• [ЗАДАНИЯ К УПРАЖНЕНИЮ]
A – Определите, согласуются ли с текстом о монологе Базарова утверждения (i), (ii) и (iii). Для каждого ответьте «да» или «нет» и приведите решающие слова текста в точной цитате.
(i) В монологе Базарова писатель прямо цитирует статью Н. Г. Чернышевского.
(ii) По мнению Н. Г. Чернышевского, различия между людьми заметны потому, что находятся на поверхности.
(iii) Взгляд на человека, выраженный в монологе, оценивается в тексте как упрощённый.
B – Продолжите текст о монологе Базарова, начиная сразу после его последнего предложения.

• [ИЗУЧАЕМЫЙ ТЕКСТ]
§

2. В 16-й главе Базаров раскрывает Одинцовой своё понимание людей. При этом обнаруживается предельно близкая смысловая связь его монолога со статьёй «Русский человек на render-vous». Причём цитирование в этом сегменте художественного текста отсутствует, но писатель своими словами передаёт содержание литературно-критической статьи Н. Г. Чернышевского.

Во-первых, подчёркивается мысль о том, что все люди одинаковы, а «небольшие видоизменения ничего не значат», ведь у каждого человека мозг, селезёнка, сердце, лёгкие, одинаково устроенные (в статье говорится: «…в каждом точно то же, что и в других»). Н. Г. Чернышевский утверждает: люди обращают внимание прежде всего на различия по той причине, что они «лежат на поверхности», а под кажущимся различием «скрывается тождество».

Во-вторых, затрагивается и актуальнейший в любую историческую эпоху вопрос о нравственных болезнях. По смыслу фразы Базарова и Н. Г. Чернышевского на эту тему «рифмуются»: «Исправьте общество, и болезней не будет» – «…всё зависит от общественных привычек и от обстоятельств» [7: 79]. То есть говорится об абсолютной зависимости человека от окружающей его действительности. Соответственно, если изменить среду, то произойдут существенные изменения и в его внутреннем мире. Налицо упрощённый, вульгарно-материалистический взгляд на человека.

§

• [ДАННЫЕ СТРОКИ]
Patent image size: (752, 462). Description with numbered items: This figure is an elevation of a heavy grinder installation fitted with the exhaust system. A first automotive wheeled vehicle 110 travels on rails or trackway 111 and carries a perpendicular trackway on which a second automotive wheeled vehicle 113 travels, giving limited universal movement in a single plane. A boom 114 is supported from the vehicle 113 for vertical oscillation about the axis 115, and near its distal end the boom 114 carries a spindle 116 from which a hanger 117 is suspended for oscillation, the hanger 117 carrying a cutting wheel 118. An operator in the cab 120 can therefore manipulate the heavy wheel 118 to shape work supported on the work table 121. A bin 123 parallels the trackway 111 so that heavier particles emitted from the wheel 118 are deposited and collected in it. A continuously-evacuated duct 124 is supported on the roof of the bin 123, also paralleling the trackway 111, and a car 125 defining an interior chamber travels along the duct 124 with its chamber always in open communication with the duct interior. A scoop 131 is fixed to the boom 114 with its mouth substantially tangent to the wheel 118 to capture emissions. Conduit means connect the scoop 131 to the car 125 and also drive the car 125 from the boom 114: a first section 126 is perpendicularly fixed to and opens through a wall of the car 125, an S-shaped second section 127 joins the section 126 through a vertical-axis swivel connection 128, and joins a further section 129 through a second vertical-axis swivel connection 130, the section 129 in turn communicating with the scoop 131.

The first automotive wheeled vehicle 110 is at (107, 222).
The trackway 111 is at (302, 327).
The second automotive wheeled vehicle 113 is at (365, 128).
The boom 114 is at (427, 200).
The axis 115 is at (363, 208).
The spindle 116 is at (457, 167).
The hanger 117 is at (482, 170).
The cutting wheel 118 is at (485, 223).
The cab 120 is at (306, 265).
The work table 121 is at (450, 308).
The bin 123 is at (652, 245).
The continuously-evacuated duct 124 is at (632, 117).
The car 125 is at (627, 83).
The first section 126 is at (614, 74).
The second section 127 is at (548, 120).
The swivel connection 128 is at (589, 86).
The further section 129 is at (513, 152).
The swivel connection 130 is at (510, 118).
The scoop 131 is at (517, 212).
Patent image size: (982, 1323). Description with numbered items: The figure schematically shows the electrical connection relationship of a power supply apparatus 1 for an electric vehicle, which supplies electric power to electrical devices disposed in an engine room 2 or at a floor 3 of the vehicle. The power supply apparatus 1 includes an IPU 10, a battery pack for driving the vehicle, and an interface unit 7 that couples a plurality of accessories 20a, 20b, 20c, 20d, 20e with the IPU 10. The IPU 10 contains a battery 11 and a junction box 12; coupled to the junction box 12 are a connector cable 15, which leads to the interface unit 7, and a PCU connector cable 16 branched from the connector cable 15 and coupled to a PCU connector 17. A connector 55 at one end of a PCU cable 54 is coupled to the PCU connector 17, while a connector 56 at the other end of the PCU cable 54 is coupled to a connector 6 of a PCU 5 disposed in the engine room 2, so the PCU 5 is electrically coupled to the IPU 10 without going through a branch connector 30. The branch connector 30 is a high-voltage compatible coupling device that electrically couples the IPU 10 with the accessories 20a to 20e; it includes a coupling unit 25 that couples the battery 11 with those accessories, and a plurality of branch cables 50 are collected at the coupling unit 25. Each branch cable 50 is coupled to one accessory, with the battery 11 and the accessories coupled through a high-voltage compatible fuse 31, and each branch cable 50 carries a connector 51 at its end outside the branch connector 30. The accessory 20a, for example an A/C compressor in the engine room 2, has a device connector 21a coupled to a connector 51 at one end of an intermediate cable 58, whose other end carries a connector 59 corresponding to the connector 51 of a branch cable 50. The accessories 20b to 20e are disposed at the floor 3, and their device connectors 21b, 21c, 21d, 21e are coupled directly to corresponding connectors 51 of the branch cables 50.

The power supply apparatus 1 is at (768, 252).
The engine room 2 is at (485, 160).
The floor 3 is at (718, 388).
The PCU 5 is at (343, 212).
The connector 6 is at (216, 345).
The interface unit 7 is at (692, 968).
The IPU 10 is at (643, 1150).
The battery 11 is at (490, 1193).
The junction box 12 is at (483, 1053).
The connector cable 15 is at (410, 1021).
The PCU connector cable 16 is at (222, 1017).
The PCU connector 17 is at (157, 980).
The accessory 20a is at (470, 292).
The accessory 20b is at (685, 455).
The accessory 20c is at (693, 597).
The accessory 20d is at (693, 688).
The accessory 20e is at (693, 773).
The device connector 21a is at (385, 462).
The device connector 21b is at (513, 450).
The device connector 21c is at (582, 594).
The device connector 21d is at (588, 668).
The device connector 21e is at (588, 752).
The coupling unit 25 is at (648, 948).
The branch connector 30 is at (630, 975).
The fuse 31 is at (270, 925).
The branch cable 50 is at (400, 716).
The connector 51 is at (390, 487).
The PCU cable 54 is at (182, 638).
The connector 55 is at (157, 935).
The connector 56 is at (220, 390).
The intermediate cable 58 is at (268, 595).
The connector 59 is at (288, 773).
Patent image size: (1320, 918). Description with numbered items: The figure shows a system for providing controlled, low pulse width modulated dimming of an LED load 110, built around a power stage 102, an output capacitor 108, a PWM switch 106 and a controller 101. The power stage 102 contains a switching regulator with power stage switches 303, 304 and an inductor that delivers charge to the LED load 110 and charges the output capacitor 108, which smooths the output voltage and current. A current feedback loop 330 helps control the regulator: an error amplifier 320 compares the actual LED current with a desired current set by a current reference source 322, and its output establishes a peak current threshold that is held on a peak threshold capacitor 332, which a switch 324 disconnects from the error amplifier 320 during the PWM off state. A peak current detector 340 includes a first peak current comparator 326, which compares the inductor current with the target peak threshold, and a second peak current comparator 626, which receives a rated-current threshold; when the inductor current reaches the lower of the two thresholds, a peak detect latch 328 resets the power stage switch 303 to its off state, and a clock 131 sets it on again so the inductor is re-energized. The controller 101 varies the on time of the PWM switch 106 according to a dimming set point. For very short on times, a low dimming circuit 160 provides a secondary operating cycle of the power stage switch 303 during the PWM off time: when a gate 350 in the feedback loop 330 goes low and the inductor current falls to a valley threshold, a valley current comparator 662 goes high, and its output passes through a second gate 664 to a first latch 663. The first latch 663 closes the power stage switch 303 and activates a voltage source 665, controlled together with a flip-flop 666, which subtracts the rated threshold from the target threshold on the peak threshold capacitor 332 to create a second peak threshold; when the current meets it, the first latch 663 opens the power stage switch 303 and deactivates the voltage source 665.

§

• [ОТВЕТЫ]
A –
(i) Нет: «цитирование в этом сегменте художественного текста отсутствует».
(ii) Да: «люди обращают внимание прежде всего на различия по той причине, что они «лежат на поверхности»».
(iii) Да: «Налицо упрощённый, вульгарно-материалистический взгляд на человека».

B –
Итак, Базаров в диалоге с Одинцовой пропагандирует отдельные идеи революционера-демократа Н. Г. Чернышевского. Таким приёмом, как аллюзия, и подчёркивается связь нигилизма с этим течением в русской общественной мысли второй половины девятнадцатого века, столь очевидная для читателей романа-современников И. С. Тургенева.

3. Третий пример в таблице имеет отношение к разговору Базарова с Аркадием (глава 21).

По мнению Паскаля, «в огромности вселенной человек – такая крошечная точка, что он испытывает скорее страх перед бесконечностью этих пространств, чем восторг от красоты их упорядоченного устроения. Оставшись один на один с мирозданием, человек ощущает свою затерянность в нём и его непроницаемое равнодушие, если не враждебность» [1: 24].

В монологе Евгения возникает образ узенького местечка, занимаемого человеком. Небольшой монолог тургеневского героя как бы отражает высказывание Паскаля. Но вывод Базарова («А в этом атоме, в этой математической точке кровь обращается, мозг работает, чего-то хочет тоже… Что за безобразие! Что за пустяки!») никак не соответствует позиции французского философа. Если человек из «Мыслей» Паскаля смирился со своим униженным положением, то Базаров не способен на смирение, о чём свидетельствует и экспрессивность его речи, выраженная при помощи разговорной лексики, синтаксического параллелизма, восклицательных интонаций («Что за безобразие! Что за пустяки!» [7: 119]).

Так и напрашивается ассоциация с канцоной итальянского поэта 19-го века Джакомо Леопарди «Дрок, или Цветок пустыни» (1836 г.):

…здесь, в степи,
Унылой, вижу я
Сиянье звёзд на чистой сини, в море
Далёком отражённых,
И россыпь искр, объявших пустоту
Небес блестящим кругом.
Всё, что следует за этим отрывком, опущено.